#### [Given records]
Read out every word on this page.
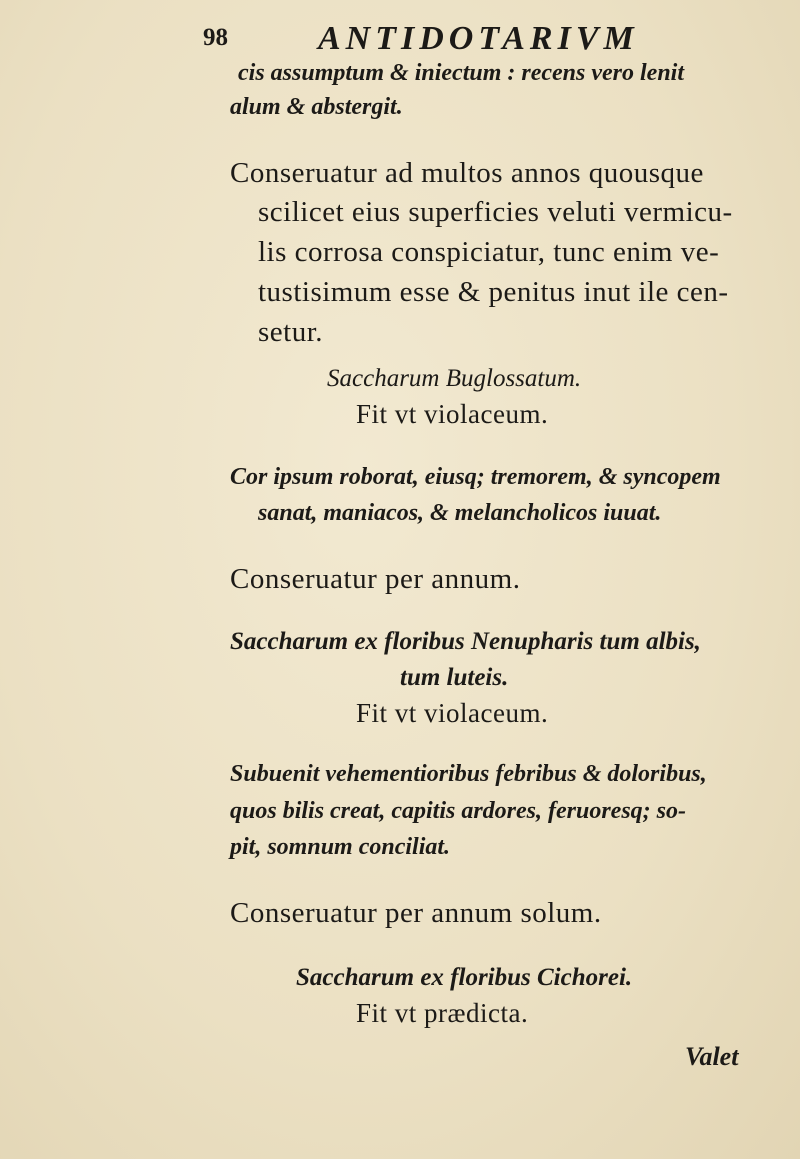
98	ANTIDOTARIVM
cis assumptum & iniectum : recens vero lenit
alum & abstergit.
Conseruatur ad multos annos quousque
scilicet eius superficies veluti vermicu-
lis corrosa conspiciatur, tunc enim ve-
tustisimum esse & penitus inut ile cen-
setur.
Saccharum Buglossatum.
Fit vt violaceum.
Cor ipsum roborat, eiusq; tremorem, & syncopem
sanat, maniacos, & melancholicos iuuat.
Conseruatur per annum.
Saccharum ex floribus Nenupharis tum albis,
tum luteis.
Fit vt violaceum.
Subuenit vehementioribus febribus & doloribus,
quos bilis creat, capitis ardores, feruoresq; so-
pit, somnum conciliat.
Conseruatur per annum solum.
Saccharum ex floribus Cichorei.
Fit vt prædicta.
Valet
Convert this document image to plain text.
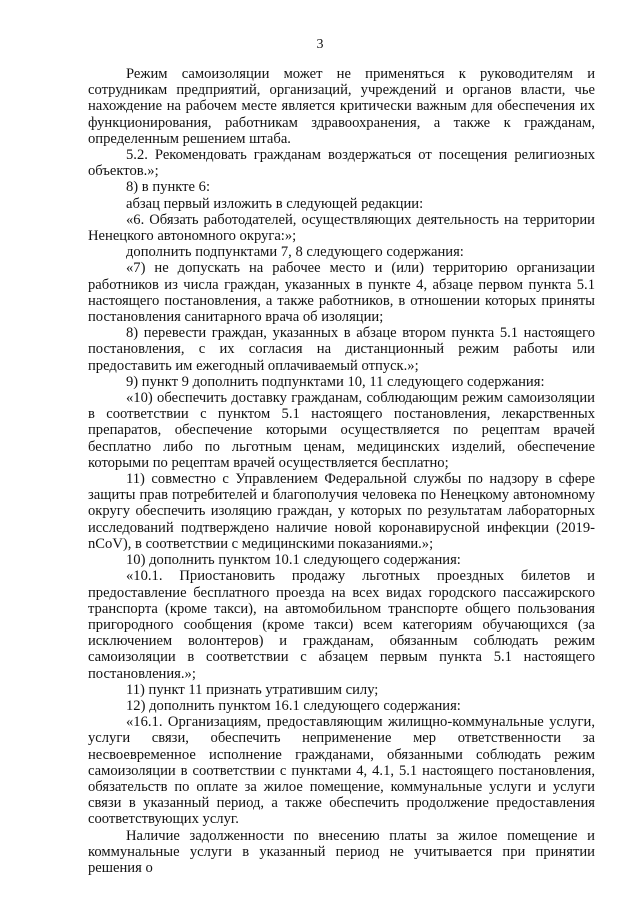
3

Режим самоизоляции может не применяться к руководителям и сотрудникам предприятий, организаций, учреждений и органов власти, чье нахождение на рабочем месте является критически важным для обеспечения их функционирования, работникам здравоохранения, а также к гражданам, определенным решением штаба.

5.2. Рекомендовать гражданам воздержаться от посещения религиозных объектов.»;

8) в пункте 6:

абзац первый изложить в следующей редакции:

«6. Обязать работодателей, осуществляющих деятельность на территории Ненецкого автономного округа:»;

дополнить подпунктами 7, 8 следующего содержания:

«7) не допускать на рабочее место и (или) территорию организации работников из числа граждан, указанных в пункте 4, абзаце первом пункта 5.1 настоящего постановления, а также работников, в отношении которых приняты постановления санитарного врача об изоляции;

8) перевести граждан, указанных в абзаце втором пункта 5.1 настоящего постановления, с их согласия на дистанционный режим работы или предоставить им ежегодный оплачиваемый отпуск.»;

9) пункт 9 дополнить подпунктами 10, 11 следующего содержания:

«10) обеспечить доставку гражданам, соблюдающим режим самоизоляции в соответствии с пунктом 5.1 настоящего постановления, лекарственных препаратов, обеспечение которыми осуществляется по рецептам врачей бесплатно либо по льготным ценам, медицинских изделий, обеспечение которыми по рецептам врачей осуществляется бесплатно;

11) совместно с Управлением Федеральной службы по надзору в сфере защиты прав потребителей и благополучия человека по Ненецкому автономному округу обеспечить изоляцию граждан, у которых по результатам лабораторных исследований подтверждено наличие новой коронавирусной инфекции (2019-nCoV), в соответствии с медицинскими показаниями.»;

10) дополнить пунктом 10.1 следующего содержания:

«10.1. Приостановить продажу льготных проездных билетов и предоставление бесплатного проезда на всех видах городского пассажирского транспорта (кроме такси), на автомобильном транспорте общего пользования пригородного сообщения (кроме такси) всем категориям обучающихся (за исключением волонтеров) и гражданам, обязанным соблюдать режим самоизоляции в соответствии с абзацем первым пункта 5.1 настоящего постановления.»;

11) пункт 11 признать утратившим силу;

12) дополнить пунктом 16.1 следующего содержания:

«16.1. Организациям, предоставляющим жилищно-коммунальные услуги, услуги связи, обеспечить неприменение мер ответственности за несвоевременное исполнение гражданами, обязанными соблюдать режим самоизоляции в соответствии с пунктами 4, 4.1, 5.1 настоящего постановления, обязательств по оплате за жилое помещение, коммунальные услуги и услуги связи в указанный период, а также обеспечить продолжение предоставления соответствующих услуг.

Наличие задолженности по внесению платы за жилое помещение и коммунальные услуги в указанный период не учитывается при принятии решения о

#### [Problem]
Go through the material above and copy each line that has the word "дополнить".

#### [Expected answer]
дополнить подпунктами 7, 8 следующего содержания:
9) пункт 9 дополнить подпунктами 10, 11 следующего содержания:
10) дополнить пунктом 10.1 следующего содержания:
12) дополнить пунктом 16.1 следующего содержания:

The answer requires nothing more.